• _Excerpt to read_:
· · · · ·

Continuing at the same rate, it would take 65 years before all of Scotland’s buses are low emission. Meanwhile, passenger numbers have fallen by 25% since 2007, with many local routes disappearing.
Cycling targets have also been missed. Ministers pledged that 10% of all journeys would be being made by bicycle by 2020 but this has been stuck at 1% for the last decade, and between 2009 and 2019 active travel and transport actually decreased.
Funding has been slashed for major environment bodies such as SEPA and and SNH and despite a promised 130,00 green jobs by 2020, the number of people directly employed actually fell to 21,400, according to the STUC.
With COP26 fast approaching, campaigners will hope the current package of promises can be met.
What has been pledged
The Scottish Government has set a target date for net-zero emissions of all greenhouse gases by 2045, with interim targets of 75% by 2030 and 90% by 2040.
It is not currently on track to deliver these targets after failing to meet the annual targets for 2018 and 2019.
The 2045 target, which is five years ahead of the UK Government’s target, is based on what the independent Committee on Climate Change advise is the limit of what can currently be achieved.
The 2030 target was beefed up last year after MSPs agreed a pledge to cut 66% of emissions from 1990 levels did not go far enough.
An updated climate change plan published in December contained a host of policies including reducing car use, phasing out petrol and diesel cars and vans, and an ambition for Scotland to become “the world’s first zero emission aviation region” – with a pledge to decarbonise scheduled flights by 2040.

· · · · ·

• _Check your understanding_:
a) In the excerpt on Scotland's climate pledges, what year has the Scottish Government set as its target date for net-zero greenhouse gas emissions?
b) Resume the excerpt on Scotland's climate pledges, picking up right after its final sentence.

• _Listed records_:
· · · · ·

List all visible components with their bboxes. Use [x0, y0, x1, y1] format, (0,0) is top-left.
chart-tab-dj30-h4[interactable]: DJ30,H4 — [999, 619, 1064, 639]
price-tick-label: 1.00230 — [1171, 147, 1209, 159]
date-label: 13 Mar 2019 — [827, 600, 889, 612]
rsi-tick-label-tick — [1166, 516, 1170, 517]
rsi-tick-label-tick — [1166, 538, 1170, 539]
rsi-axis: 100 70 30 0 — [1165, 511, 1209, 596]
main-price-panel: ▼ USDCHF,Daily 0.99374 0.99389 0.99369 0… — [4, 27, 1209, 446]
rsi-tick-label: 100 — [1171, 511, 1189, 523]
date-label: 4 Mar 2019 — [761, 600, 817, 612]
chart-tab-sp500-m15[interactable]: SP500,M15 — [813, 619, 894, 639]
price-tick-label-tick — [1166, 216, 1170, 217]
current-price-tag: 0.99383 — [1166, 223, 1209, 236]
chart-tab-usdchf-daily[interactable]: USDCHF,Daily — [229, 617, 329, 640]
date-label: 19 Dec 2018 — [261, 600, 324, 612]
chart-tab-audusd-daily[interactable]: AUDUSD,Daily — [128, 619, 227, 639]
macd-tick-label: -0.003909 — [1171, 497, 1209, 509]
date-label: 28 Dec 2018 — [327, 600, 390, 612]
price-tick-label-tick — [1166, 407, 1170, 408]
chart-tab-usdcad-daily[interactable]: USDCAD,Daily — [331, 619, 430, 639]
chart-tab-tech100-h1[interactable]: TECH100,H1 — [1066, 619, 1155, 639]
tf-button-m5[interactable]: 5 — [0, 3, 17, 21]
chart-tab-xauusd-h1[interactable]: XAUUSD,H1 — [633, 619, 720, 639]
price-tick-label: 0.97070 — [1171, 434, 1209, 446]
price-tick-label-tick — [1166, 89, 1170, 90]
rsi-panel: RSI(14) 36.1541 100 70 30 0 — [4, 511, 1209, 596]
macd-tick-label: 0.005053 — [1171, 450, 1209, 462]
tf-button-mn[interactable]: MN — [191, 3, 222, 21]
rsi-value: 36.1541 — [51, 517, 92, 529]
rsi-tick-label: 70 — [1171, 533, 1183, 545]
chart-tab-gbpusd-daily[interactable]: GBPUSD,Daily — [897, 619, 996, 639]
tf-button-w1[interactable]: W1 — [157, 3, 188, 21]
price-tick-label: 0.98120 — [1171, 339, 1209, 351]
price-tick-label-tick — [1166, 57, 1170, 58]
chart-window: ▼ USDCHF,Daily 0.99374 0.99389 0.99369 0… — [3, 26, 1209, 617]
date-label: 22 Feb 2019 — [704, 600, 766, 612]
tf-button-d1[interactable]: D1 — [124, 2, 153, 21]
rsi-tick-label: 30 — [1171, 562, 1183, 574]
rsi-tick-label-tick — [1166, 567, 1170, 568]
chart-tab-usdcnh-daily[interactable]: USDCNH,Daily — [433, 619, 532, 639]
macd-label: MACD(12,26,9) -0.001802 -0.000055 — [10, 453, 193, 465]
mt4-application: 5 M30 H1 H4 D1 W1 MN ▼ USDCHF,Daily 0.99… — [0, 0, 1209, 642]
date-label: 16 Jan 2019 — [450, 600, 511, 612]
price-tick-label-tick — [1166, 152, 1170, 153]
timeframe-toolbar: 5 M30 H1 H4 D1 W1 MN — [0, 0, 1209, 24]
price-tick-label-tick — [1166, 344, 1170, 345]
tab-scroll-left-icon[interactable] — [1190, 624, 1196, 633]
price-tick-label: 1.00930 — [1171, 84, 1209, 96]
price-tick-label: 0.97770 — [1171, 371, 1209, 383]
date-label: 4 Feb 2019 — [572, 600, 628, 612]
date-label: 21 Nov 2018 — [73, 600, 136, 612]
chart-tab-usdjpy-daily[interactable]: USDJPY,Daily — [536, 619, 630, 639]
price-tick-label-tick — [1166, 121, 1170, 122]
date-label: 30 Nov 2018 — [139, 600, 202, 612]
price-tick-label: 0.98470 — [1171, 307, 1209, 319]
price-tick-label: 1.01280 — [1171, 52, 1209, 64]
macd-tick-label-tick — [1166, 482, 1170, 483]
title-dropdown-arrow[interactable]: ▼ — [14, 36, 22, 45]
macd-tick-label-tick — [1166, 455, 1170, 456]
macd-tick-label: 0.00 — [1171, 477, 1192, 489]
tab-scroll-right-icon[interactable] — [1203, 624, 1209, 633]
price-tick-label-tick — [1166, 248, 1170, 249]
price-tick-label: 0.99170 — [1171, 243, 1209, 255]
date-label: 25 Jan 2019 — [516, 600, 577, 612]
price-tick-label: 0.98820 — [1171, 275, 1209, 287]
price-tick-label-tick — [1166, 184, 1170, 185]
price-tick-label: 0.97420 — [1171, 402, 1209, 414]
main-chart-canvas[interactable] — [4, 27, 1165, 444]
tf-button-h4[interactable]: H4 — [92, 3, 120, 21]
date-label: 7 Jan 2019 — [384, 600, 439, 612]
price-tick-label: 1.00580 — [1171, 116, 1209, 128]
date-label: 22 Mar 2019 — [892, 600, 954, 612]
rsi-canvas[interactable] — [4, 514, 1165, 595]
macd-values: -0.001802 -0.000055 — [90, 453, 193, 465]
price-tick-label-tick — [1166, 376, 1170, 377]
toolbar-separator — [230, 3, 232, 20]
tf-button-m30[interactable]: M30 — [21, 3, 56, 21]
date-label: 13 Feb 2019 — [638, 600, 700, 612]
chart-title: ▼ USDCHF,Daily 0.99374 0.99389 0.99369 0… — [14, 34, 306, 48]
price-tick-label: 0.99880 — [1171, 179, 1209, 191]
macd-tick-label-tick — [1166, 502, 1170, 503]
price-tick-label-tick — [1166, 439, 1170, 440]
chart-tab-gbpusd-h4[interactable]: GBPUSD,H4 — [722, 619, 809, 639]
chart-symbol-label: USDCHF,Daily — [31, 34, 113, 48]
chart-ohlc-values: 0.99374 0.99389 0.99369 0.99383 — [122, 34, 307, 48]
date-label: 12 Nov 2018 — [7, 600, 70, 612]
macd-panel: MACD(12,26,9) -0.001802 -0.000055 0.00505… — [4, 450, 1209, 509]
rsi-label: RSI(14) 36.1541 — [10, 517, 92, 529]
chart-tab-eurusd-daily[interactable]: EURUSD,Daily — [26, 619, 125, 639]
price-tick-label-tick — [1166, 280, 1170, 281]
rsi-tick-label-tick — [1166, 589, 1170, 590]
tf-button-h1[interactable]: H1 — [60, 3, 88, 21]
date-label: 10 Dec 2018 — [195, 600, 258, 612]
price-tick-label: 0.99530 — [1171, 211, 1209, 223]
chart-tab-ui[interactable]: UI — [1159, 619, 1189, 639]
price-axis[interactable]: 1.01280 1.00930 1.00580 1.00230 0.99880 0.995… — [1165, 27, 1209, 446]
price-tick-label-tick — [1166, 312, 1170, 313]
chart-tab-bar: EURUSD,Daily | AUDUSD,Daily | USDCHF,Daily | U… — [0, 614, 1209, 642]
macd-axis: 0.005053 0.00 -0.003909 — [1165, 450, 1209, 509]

· · · · ·

• _Your responses_:
a) 2045

b)
It also included a £180 million emerging energy technologies fund which will support the development of Scotland’s hydrogen and carbon capture and storage industries over the next five years – as well as support development of negative emissions technologies.
The 2019 Climate Change Act embeds the principles of a ‘just transition’, which means reducing emissions in a way that tackles inequality and promotes fair work.
As part of this a just transition commission was set up to provide independent advice to the Scottish Government, alongside the UK-wide Committee on Climate Change, and a citizen’s assembly of more than 100 people.
Last month Scotland became the first government that is not a formal party to the Paris Agreement to publish an indicative ‘nationally determined contribution’ (NDC) – a type of international pledge – to prevent global warming of more than 1.5 degrees.
The UK Government published a UK-wide NDC in December 2020.
Does the plan go far enough?
When annual statistics revealed ministers had missed the emissions target for 2018, Roseanna Cunningham – who was then the environment secretary – said the bar had “intentionally been set to provide an extremely stretching pathway to net zero”.
However, environmental campaigners raised concerns when the updated climate plan was published last year that “get out of jail free card” technologies are being used as a smokescreen for failures to reduce emissions.
Speaking at the time, Fabrice Leveque, head of policy at WWF Scotland, said the plan “falls short of delivering some of the big decisions needed to truly respond to climate change as an emergency”.
“Detail on the actions required by the farming sector is lacking, and the earlier date of 2035 to bring all homes to a good standard of energy efficiency is still five years later than we need to help that industry grow today,” he said.
“This is not the pace of action required by the climate emergency.”
Friends of the Earth Scotland’s climate campaigner, Jess Cowell, said that while there were welcome policy improvements, there were also “very real doubts that this plan, as a whole, will actually deliver on these commitments”.
“Towards the end of this decade, the plan relies heavily on illusory promises of carbon capture, hydrogen from gas and hare-brained schemes to burn trees for energy,” she said last year.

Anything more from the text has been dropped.